(TASKS AND EXERCISES)
**A.** Please reproduce the news excerpt about Cohen and RedFinch word for word, starting at "Instead, Cohen presented" and ending at "the Journal reported.".
**B.** Carry the news excerpt about Cohen and RedFinch forward, beginning after its last sentence.

(PAGE EXCERPT)
════════════════════
“As for the @WSJ article on poll rigging, what I did was at the direction of and for the sole benefit of @realDonaldTrump @POTUS,” Cohen wrote. “I truly regret my blind loyalty to a man who doesn’t deserve it.”
According to the Journal article, John Gauger, who owns RedFinch Solutions, showed up at Trump Tower in New York in early 2015 expecting to collect $50,000 for his firm’s work.
Instead, Cohen presented a blue Walmart bag containing $12,000 to $13,000 in cash and a boxing glove that Cohen said had been worn by a Brazilian mixed-martial arts fighter, Gauger told the Journal. (Cohen denied to the Journal that he had paid cash.)
Gauger told the Journal that he never got the rest of what he claimed he was owed. But Cohen in early 2017 received a $50,000 reimbursement from Trump and his company for the RedFinch work, the Journal reported.
Cohen — who has since had a falling-out with Trump — also has said he helped arrange payments at Trump’s direction to silence women who claimed to have had affairs with Trump.
════════════════════
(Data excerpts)
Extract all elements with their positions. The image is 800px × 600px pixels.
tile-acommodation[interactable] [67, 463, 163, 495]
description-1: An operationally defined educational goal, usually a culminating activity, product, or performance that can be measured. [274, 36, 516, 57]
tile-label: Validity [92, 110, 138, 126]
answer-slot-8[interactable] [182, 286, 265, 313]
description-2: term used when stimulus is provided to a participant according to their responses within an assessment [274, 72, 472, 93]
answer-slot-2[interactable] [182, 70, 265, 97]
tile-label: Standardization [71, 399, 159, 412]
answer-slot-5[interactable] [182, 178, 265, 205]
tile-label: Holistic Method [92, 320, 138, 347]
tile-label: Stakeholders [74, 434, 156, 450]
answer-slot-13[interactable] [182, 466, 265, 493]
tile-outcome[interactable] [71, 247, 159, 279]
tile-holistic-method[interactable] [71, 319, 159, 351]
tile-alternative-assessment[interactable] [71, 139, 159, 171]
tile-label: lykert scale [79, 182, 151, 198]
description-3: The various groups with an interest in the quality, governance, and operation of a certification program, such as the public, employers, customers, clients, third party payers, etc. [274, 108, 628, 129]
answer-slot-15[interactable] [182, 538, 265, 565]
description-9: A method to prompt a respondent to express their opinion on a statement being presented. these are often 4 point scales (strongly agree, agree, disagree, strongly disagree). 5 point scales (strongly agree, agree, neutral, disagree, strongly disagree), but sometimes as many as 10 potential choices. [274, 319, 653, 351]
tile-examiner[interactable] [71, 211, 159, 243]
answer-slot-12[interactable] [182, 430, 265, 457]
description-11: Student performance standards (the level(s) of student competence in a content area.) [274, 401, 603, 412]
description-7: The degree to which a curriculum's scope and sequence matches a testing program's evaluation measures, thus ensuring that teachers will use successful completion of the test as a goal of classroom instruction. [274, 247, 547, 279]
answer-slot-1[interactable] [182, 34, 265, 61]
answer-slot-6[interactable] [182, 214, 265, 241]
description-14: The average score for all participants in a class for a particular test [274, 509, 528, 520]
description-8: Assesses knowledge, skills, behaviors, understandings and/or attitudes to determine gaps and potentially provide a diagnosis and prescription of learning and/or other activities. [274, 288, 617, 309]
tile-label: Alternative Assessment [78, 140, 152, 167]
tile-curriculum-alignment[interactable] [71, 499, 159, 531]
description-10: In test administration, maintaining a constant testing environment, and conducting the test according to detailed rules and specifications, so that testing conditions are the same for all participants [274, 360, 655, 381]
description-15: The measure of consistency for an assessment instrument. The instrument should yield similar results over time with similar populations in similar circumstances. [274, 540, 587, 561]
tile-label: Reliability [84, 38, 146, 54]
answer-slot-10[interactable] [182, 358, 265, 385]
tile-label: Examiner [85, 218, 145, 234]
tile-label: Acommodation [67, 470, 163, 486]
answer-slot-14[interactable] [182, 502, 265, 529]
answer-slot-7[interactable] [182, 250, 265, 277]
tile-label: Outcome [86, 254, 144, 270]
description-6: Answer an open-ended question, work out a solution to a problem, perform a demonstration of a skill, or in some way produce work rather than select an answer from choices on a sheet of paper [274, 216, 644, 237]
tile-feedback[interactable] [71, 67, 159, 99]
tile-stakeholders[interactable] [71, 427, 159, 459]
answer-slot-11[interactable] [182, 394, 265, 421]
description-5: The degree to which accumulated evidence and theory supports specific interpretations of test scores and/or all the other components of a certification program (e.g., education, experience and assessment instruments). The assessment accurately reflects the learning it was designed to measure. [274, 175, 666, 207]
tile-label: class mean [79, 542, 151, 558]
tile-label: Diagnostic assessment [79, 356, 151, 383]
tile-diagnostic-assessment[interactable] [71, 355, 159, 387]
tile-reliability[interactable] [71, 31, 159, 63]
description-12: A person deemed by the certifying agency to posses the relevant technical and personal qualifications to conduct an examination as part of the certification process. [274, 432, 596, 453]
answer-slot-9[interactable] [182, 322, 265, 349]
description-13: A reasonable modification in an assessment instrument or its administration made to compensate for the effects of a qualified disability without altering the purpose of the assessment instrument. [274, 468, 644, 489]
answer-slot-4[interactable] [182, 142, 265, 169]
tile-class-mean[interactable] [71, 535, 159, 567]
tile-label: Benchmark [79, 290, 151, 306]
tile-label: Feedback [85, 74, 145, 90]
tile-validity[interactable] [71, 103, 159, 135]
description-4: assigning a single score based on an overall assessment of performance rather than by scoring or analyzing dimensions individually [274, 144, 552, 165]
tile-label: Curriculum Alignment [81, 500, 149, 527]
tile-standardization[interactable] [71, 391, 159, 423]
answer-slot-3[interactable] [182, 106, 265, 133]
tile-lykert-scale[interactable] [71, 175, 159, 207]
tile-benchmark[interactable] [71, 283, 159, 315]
════════════════════
(RESULTS OF THE TASKS)
**A.**
Instead, Cohen presented a blue Walmart bag containing $12,000 to $13,000 in cash and a boxing glove that Cohen said had been worn by a Brazilian mixed-martial arts fighter, Gauger told the Journal. (Cohen denied to the Journal that he had paid cash.)
Gauger told the Journal that he never got the rest of what he claimed he was owed. But Cohen in early 2017 received a $50,000 reimbursement from Trump and his company for the RedFinch work, the Journal reported.

**B.**
In an interview with The Washington Post on Thursday, former New York mayor Rudolph W. Giuliani, a personal lawyer for Trump, disputed Cohen’s contention that he had approached RedFinch at Trump’s direction.
“The president has no knowledge that he did anything to mess around with polling data,” Giuliani said.
Asked whether Trump approved the payment, Giuliani said, “Trump did not authorize that. He would not have authorized a cash payment of any kind. He insisted everything be authorized by check.”
“It looks like Michael was doing some stealing,” Giuliani added. “We’re really surprised now. He’s a liar, he’s a disreputable lawyer who tape-records his client and lies to him about it, and now it looks like he’s a petty thief.”
Cohen has pleaded guilty to campaign-finance violations, tax evasion, lying to Congress and other charges unrelated to the RedFinch payment. He was sentenced last month to three years in prison, and is scheduled to testify before Congress next month before he begins his sentence.
According to the Journal, Cohen also instructed Gauger to create a @WomenForCohen Twitter account. Posts on the account, created in May 2016, described Cohen as a “sex symbol” and included other laudatory statements about the lawyer.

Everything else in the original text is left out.